[Stored data entries]
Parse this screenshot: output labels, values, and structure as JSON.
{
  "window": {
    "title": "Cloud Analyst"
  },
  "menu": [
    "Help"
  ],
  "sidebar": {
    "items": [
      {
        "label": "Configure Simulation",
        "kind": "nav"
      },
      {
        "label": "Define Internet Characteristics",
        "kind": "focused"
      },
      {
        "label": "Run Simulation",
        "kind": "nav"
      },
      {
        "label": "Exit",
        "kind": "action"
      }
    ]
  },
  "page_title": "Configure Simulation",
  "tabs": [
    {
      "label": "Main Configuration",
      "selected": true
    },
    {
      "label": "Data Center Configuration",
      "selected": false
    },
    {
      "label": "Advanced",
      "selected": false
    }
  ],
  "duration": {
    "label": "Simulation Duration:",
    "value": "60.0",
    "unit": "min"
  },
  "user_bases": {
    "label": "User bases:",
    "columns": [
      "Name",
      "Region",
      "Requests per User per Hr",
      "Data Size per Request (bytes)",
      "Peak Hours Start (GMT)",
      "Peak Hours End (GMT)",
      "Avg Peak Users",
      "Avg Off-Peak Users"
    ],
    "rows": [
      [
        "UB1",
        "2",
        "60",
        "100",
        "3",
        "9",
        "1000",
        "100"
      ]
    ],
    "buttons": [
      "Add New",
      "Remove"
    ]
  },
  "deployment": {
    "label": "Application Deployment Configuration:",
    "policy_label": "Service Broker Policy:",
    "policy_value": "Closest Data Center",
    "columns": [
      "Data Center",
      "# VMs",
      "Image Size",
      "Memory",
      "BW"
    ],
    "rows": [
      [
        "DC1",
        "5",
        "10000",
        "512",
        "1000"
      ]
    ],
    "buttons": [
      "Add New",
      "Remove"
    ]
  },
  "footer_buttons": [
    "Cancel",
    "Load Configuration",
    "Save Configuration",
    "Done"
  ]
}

◆ **Exercise goal**: Retype every record above exactly as written.

◆ **Reply to the task**:
Parse this screenshot: output labels, values, and structure as JSON.
{
  "window": {
    "title": "Cloud Analyst"
  },
  "menu": [
    "Help"
  ],
  "sidebar": {
    "items": [
      {
        "label": "Configure Simulation",
        "kind": "nav"
      },
      {
        "label": "Define Internet Characteristics",
        "kind": "focused"
      },
      {
        "label": "Run Simulation",
        "kind": "nav"
      },
      {
        "label": "Exit",
        "kind": "action"
      }
    ]
  },
  "page_title": "Configure Simulation",
  "tabs": [
    {
      "label": "Main Configuration",
      "selected": true
    },
    {
      "label": "Data Center Configuration",
      "selected": false
    },
    {
      "label": "Advanced",
      "selected": false
    }
  ],
  "duration": {
    "label": "Simulation Duration:",
    "value": "60.0",
    "unit": "min"
  },
  "user_bases": {
    "label": "User bases:",
    "columns": [
      "Name",
      "Region",
      "Requests per User per Hr",
      "Data Size per Request (bytes)",
      "Peak Hours Start (GMT)",
      "Peak Hours End (GMT)",
      "Avg Peak Users",
      "Avg Off-Peak Users"
    ],
    "rows": [
      [
        "UB1",
        "2",
        "60",
        "100",
        "3",
        "9",
        "1000",
        "100"
      ]
    ],
    "buttons": [
      "Add New",
      "Remove"
    ]
  },
  "deployment": {
    "label": "Application Deployment Configuration:",
    "policy_label": "Service Broker Policy:",
    "policy_value": "Closest Data Center",
    "columns": [
      "Data Center",
      "# VMs",
      "Image Size",
      "Memory",
      "BW"
    ],
    "rows": [
      [
        "DC1",
        "5",
        "10000",
        "512",
        "1000"
      ]
    ],
    "buttons": [
      "Add New",
      "Remove"
    ]
  },
  "footer_buttons": [
    "Cancel",
    "Load Configuration",
    "Save Configuration",
    "Done"
  ]
}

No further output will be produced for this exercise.